What follows is a listing; restate every line of it word for word.

┄┄┄┄┄┄┄┄┄┄┄┄┄┄┄┄┄┄┄┄

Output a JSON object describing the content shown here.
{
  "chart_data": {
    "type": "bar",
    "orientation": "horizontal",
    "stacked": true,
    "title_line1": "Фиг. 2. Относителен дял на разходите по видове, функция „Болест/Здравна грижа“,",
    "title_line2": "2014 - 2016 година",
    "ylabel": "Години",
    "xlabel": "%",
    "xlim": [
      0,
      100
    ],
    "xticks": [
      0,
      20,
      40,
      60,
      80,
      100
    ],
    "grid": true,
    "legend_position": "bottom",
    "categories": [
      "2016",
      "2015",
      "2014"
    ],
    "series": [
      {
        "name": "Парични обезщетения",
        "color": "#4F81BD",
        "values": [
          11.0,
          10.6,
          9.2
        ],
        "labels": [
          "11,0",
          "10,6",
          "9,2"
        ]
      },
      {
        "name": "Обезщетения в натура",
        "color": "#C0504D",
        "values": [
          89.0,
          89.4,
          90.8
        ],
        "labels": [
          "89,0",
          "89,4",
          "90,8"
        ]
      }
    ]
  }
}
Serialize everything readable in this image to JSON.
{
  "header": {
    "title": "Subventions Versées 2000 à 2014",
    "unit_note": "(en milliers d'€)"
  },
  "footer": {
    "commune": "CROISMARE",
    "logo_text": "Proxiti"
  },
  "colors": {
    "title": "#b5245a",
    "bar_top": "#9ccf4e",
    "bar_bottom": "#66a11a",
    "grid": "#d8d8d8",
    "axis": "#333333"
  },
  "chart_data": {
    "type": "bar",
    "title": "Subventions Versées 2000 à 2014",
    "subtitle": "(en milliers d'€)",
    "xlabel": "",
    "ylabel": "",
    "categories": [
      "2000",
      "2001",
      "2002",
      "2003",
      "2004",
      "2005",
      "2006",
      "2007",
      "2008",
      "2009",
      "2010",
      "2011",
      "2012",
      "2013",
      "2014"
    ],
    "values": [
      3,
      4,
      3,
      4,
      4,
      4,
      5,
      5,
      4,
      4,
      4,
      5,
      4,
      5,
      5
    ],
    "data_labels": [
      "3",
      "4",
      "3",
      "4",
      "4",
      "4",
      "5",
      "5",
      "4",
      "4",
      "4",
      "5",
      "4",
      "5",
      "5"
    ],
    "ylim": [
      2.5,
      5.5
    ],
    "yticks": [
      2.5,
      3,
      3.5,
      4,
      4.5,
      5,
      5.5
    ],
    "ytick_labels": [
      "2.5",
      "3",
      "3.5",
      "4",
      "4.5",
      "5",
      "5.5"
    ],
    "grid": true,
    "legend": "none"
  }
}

┄┄┄┄┄┄┄┄┄┄┄┄┄┄┄┄┄┄┄┄

* FINAL RESULT:
Output a JSON object describing the content shown here.
{
  "chart_data": {
    "type": "bar",
    "orientation": "horizontal",
    "stacked": true,
    "title_line1": "Фиг. 2. Относителен дял на разходите по видове, функция „Болест/Здравна грижа“,",
    "title_line2": "2014 - 2016 година",
    "ylabel": "Години",
    "xlabel": "%",
    "xlim": [
      0,
      100
    ],
    "xticks": [
      0,
      20,
      40,
      60,
      80,
      100
    ],
    "grid": true,
    "legend_position": "bottom",
    "categories": [
      "2016",
      "2015",
      "2014"
    ],
    "series": [
      {
        "name": "Парични обезщетения",
        "color": "#4F81BD",
        "values": [
          11.0,
          10.6,
          9.2
        ],
        "labels": [
          "11,0",
          "10,6",
          "9,2"
        ]
      },
      {
        "name": "Обезщетения в натура",
        "color": "#C0504D",
        "values": [
          89.0,
          89.4,
          90.8
        ],
        "labels": [
          "89,0",
          "89,4",
          "90,8"
        ]
      }
    ]
  }
}
Serialize everything readable in this image to JSON.
{
  "header": {
    "title": "Subventions Versées 2000 à 2014",
    "unit_note": "(en milliers d'€)"
  },
  "footer": {
    "commune": "CROISMARE",
    "logo_text": "Proxiti"
  },
  "colors": {
    "title": "#b5245a",
    "bar_top": "#9ccf4e",
    "bar_bottom": "#66a11a",
    "grid": "#d8d8d8",
    "axis": "#333333"
  },
  "chart_data": {
    "type": "bar",
    "title": "Subventions Versées 2000 à 2014",
    "subtitle": "(en milliers d'€)",
    "xlabel": "",
    "ylabel": "",
    "categories": [
      "2000",
      "2001",
      "2002",
      "2003",
      "2004",
      "2005",
      "2006",
      "2007",
      "2008",
      "2009",
      "2010",
      "2011",
      "2012",
      "2013",
      "2014"
    ],
    "values": [
      3,
      4,
      3,
      4,
      4,
      4,
      5,
      5,
      4,
      4,
      4,
      5,
      4,
      5,
      5
    ],
    "data_labels": [
      "3",
      "4",
      "3",
      "4",
      "4",
      "4",
      "5",
      "5",
      "4",
      "4",
      "4",
      "5",
      "4",
      "5",
      "5"
    ],
    "ylim": [
      2.5,
      5.5
    ],
    "yticks": [
      2.5,
      3,
      3.5,
      4,
      4.5,
      5,
      5.5
    ],
    "ytick_labels": [
      "2.5",
      "3",
      "3.5",
      "4",
      "4.5",
      "5",
      "5.5"
    ],
    "grid": true,
    "legend": "none"
  }
}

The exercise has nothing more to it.